● What is needed
Can you copy every one of the lines below without changing anything, leaving out the pictures?

━━━━━━

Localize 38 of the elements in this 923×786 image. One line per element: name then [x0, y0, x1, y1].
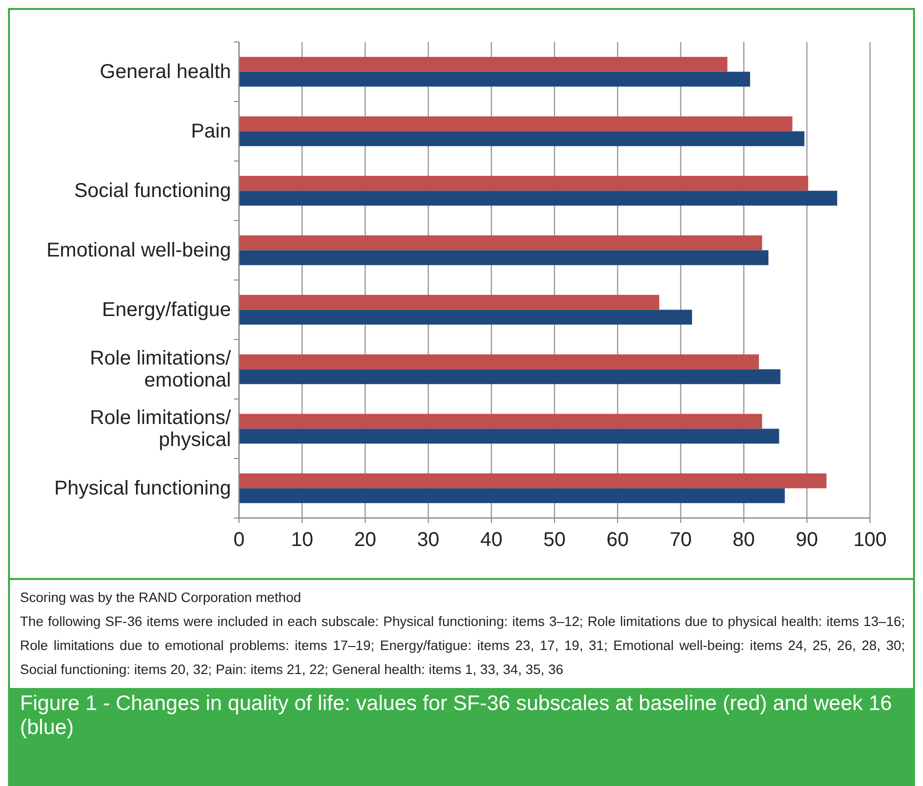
x-tick-label: 30 — [417, 529, 440, 551]
x-tick-label: 100 — [853, 529, 887, 551]
y-tick-label: General health — [100, 60, 231, 83]
bar — [239, 131, 804, 146]
bar — [239, 294, 660, 310]
x-tick-label: 60 — [606, 529, 629, 551]
text: Scoring was by the RAND Corporation method — [20, 589, 302, 607]
y-tick-label: Role limitations/ emotional — [90, 347, 232, 392]
bar — [239, 428, 780, 444]
y-tick-label: Role limitations/ physical — [90, 406, 232, 451]
x-tick-label: 70 — [670, 529, 692, 551]
y-tick-label: Social functioning — [74, 180, 231, 202]
bar — [239, 190, 838, 206]
x-tick-label: 0 — [233, 529, 245, 551]
bar — [239, 488, 785, 504]
x-tick-label: 80 — [732, 529, 755, 551]
bar — [239, 250, 768, 266]
bar — [239, 235, 762, 250]
bar — [239, 369, 780, 384]
x-tick-label: 40 — [480, 529, 503, 551]
x-tick-label: 90 — [796, 529, 818, 551]
y-tick-label: Pain — [190, 120, 231, 142]
bar — [239, 72, 750, 87]
bar — [239, 354, 759, 370]
text: Figure 1 - Changes in quality of life: values for SF-36 subscales at baseline (red) and week 16 (blue) — [20, 692, 893, 740]
bar — [239, 116, 792, 132]
x-tick-label: 10 — [290, 529, 314, 551]
y-tick-label: Emotional well-being — [46, 239, 231, 262]
text: The following SF-36 items were included in each subscale: Physical functioning: items 3–12; Role limitations due to physical health: items 13–16; Role limitations due to emotional problems: items 17–19; Energy/fatigue: items 23, 17, 19, 31; Emotional well-being: items 24, 25, 26, 28, 30; Social functioning: items 20, 32; Pain: items 21, 22; General health: items 1, 33, 34, 35, 36 — [20, 613, 905, 679]
bar — [239, 176, 808, 191]
bar — [239, 414, 762, 429]
x-tick-label: 50 — [543, 529, 566, 551]
y-tick-label: Physical functioning — [54, 477, 231, 500]
bar — [239, 473, 826, 488]
y-tick-label: Energy/fatigue — [102, 298, 231, 321]
bar — [239, 56, 728, 72]
bar — [239, 310, 692, 325]
x-tick-label: 20 — [354, 529, 376, 551]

━━━━━━

● Answer in full
Localize 38 of the elements in this 923×786 image. One line per element: name then [x0, y0, x1, y1].
x-tick-label: 30 — [417, 529, 440, 551]
x-tick-label: 100 — [853, 529, 887, 551]
y-tick-label: General health — [100, 60, 231, 83]
bar — [239, 131, 804, 146]
bar — [239, 294, 660, 310]
x-tick-label: 60 — [606, 529, 629, 551]
text: Scoring was by the RAND Corporation method — [20, 589, 302, 607]
y-tick-label: Role limitations/ emotional — [90, 347, 232, 392]
bar — [239, 428, 780, 444]
y-tick-label: Role limitations/ physical — [90, 406, 232, 451]
x-tick-label: 70 — [670, 529, 692, 551]
y-tick-label: Social functioning — [74, 180, 231, 202]
bar — [239, 190, 838, 206]
x-tick-label: 0 — [233, 529, 245, 551]
bar — [239, 488, 785, 504]
x-tick-label: 80 — [732, 529, 755, 551]
bar — [239, 250, 768, 266]
bar — [239, 235, 762, 250]
bar — [239, 369, 780, 384]
x-tick-label: 40 — [480, 529, 503, 551]
x-tick-label: 90 — [796, 529, 818, 551]
y-tick-label: Pain — [190, 120, 231, 142]
bar — [239, 72, 750, 87]
bar — [239, 354, 759, 370]
text: Figure 1 - Changes in quality of life: values for SF-36 subscales at baseline (red) and week 16 (blue) — [20, 692, 893, 740]
bar — [239, 116, 792, 132]
x-tick-label: 10 — [290, 529, 314, 551]
y-tick-label: Emotional well-being — [46, 239, 231, 262]
text: The following SF-36 items were included in each subscale: Physical functioning: items 3–12; Role limitations due to physical health: items 13–16; Role limitations due to emotional problems: items 17–19; Energy/fatigue: items 23, 17, 19, 31; Emotional well-being: items 24, 25, 26, 28, 30; Social functioning: items 20, 32; Pain: items 21, 22; General health: items 1, 33, 34, 35, 36 — [20, 613, 905, 679]
bar — [239, 176, 808, 191]
bar — [239, 414, 762, 429]
x-tick-label: 50 — [543, 529, 566, 551]
y-tick-label: Physical functioning — [54, 477, 231, 500]
bar — [239, 473, 826, 488]
y-tick-label: Energy/fatigue — [102, 298, 231, 321]
bar — [239, 56, 728, 72]
bar — [239, 310, 692, 325]
x-tick-label: 20 — [354, 529, 376, 551]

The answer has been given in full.